** Görev tanımı **
Leyla Aydemir iddianamesini anlatan metnin bir bölümünü hiçbir değişiklik yapmadan yeniden yazın. "Avukat Ali Artuk" sözlerinin geçtiği yerden başlayın, "de dikkat çekildi." sözlerinden sonra durun.

** Gösterilen metin **
┌────────
Leyla Aydemir’in öldürülmesine ilişkin hazırlanan iddianamenin detayları ortaya çıkmaya başladı.
Ağrı eski Baro Başkanı Ali Artuk arama çalışmalarının doğru yapılmadığını ,çalışmaların doğru yapılması halinde minik Leyla’nın bulunarak öldürülmesinin önüne geçilebileceğini ifade etti.
Avukat Ali Artuk ; Savcılık makamı sanık ya da sanıkların irtibatlı oldukları değerlendiriyor. Leyla Aydemir'in naaşı üzerinde yapılan bilimsel incelemede ölümün 26-27 Haziran'dan önce gerçekleşmiş olduğu ifade edilmektedir. Yani kaybolduğu tarihten yaklaşık 10 gün sonra. Köyde ikamet eden kişilere karşı dava açıldığı düşünüldüğünde bu tarih aralığında tüm evlerde etkili bir arama yapilsaydı, maktul Leyla rahatlıkla bulunabilirdi. Bu rapor bile adli mercilerin arama konusunda bir zaaf içinde olduğunu kanaatimce ortaya koymaktadır" dedi.
İddianamede Minik Leyla’nın baba Nihat Aydemir ile ilişkili husumet yüzünden öldürülmüş olabileceğine de dikkat çekildi.
İdianamede ; Tutuksuz sanıklardan B.D.'nin birkaç yıl önce baba Nihat Aydemir'e, "Yemin olsun ben sana ciğer acısını yaşatacağım, ben seni ciğerinle terbiye edeceğim" diye sözler söylediğine değinilen iddianamede, B.D. ile amca Y.A. arasında da yakın bir arkadaşlık olduğu vurgulandı. Y.A., B.D. ve eşi H.D.'nin Leyla'yı alıkoydukları, daha sonra tutuklu Mehmet Ali Aydemir'i de olaya dahil ettikleri aktarılan iddianamede, "Şüpheli Mehmet Ali Aydemir'in maktul Leyla'yı, Y.A., B.D. ve H.D. tarafından ilk olarak alıkonulduğu yerden alınarak, kız kardeşi olan şüpheli A.A.'nın yanına götürdüğü, A.A. ve Y.A.'nın da Leyla Aydemir'i Hamur ilçesinde bulunan ikametlerinde bir süre alıkoyup sakladıkları, Leyla'nın kaçırıldığı andan itibaren şüpheliler M.A. ve Mehmet Ali Aydemir'in maktulun bulunması için çalışan görevlileri yanılttıkları ve yanlış yönlendirdikleri, şüphelilerin Leyla Aydemir'i cesedin bulunduğu 2 Temmuz tarihinden önceki 3 gün ile kaybolduğu tarih 15 Haziran tarihi arasında öldürdükleri ve cesedini bir süre soğuk bir ortamda tuttukları ve maktul Leyla Aydemir'in ailesinde ve yakın çevresinde Leyla'nın öldürülmediği izlenimi yaratmak ve delilleri karartmak için kaçırdıkları gün üzerinde bulunan maktule ait kıyafetleri üzerinden çıkarıp kıyafetlerini ve cesedini Bezirhane köyüne yaklaşık 2,5 km mesafede bulunan dere yatağına ve civarına attıkları, B.D. ve H.D.'nin maktule ait cesedin bulunduğu gün ve bir gün öncesinde ısrarla anne Şükran Aydemir'in köyden çıkarmaya çalıştıkları ve cesedin bulunduğu gün anneyi Doğubayazıt'a götürdükleri" belirtildi.
└────────
** Verilen bilgiler **
┌────────
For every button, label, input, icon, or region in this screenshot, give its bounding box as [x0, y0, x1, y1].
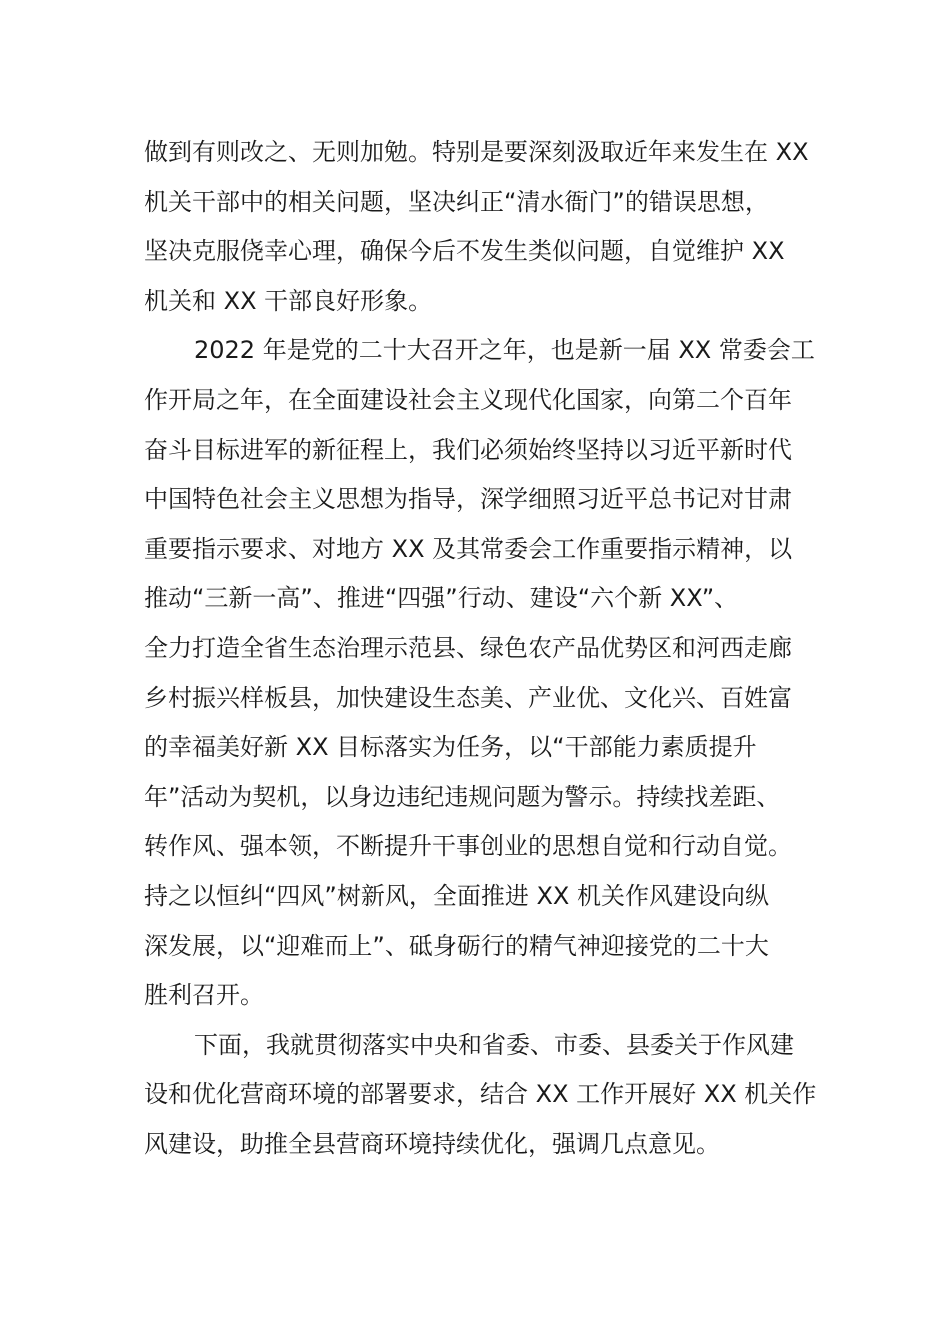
└────────
** Alıştırmanın çözümü **
Avukat Ali Artuk ; Savcılık makamı sanık ya da sanıkların irtibatlı oldukları değerlendiriyor. Leyla Aydemir'in naaşı üzerinde yapılan bilimsel incelemede ölümün 26-27 Haziran'dan önce gerçekleşmiş olduğu ifade edilmektedir. Yani kaybolduğu tarihten yaklaşık 10 gün sonra. Köyde ikamet eden kişilere karşı dava açıldığı düşünüldüğünde bu tarih aralığında tüm evlerde etkili bir arama yapilsaydı, maktul Leyla rahatlıkla bulunabilirdi. Bu rapor bile adli mercilerin arama konusunda bir zaaf içinde olduğunu kanaatimce ortaya koymaktadır" dedi.
İddianamede Minik Leyla’nın baba Nihat Aydemir ile ilişkili husumet yüzünden öldürülmüş olabileceğine de dikkat çekildi.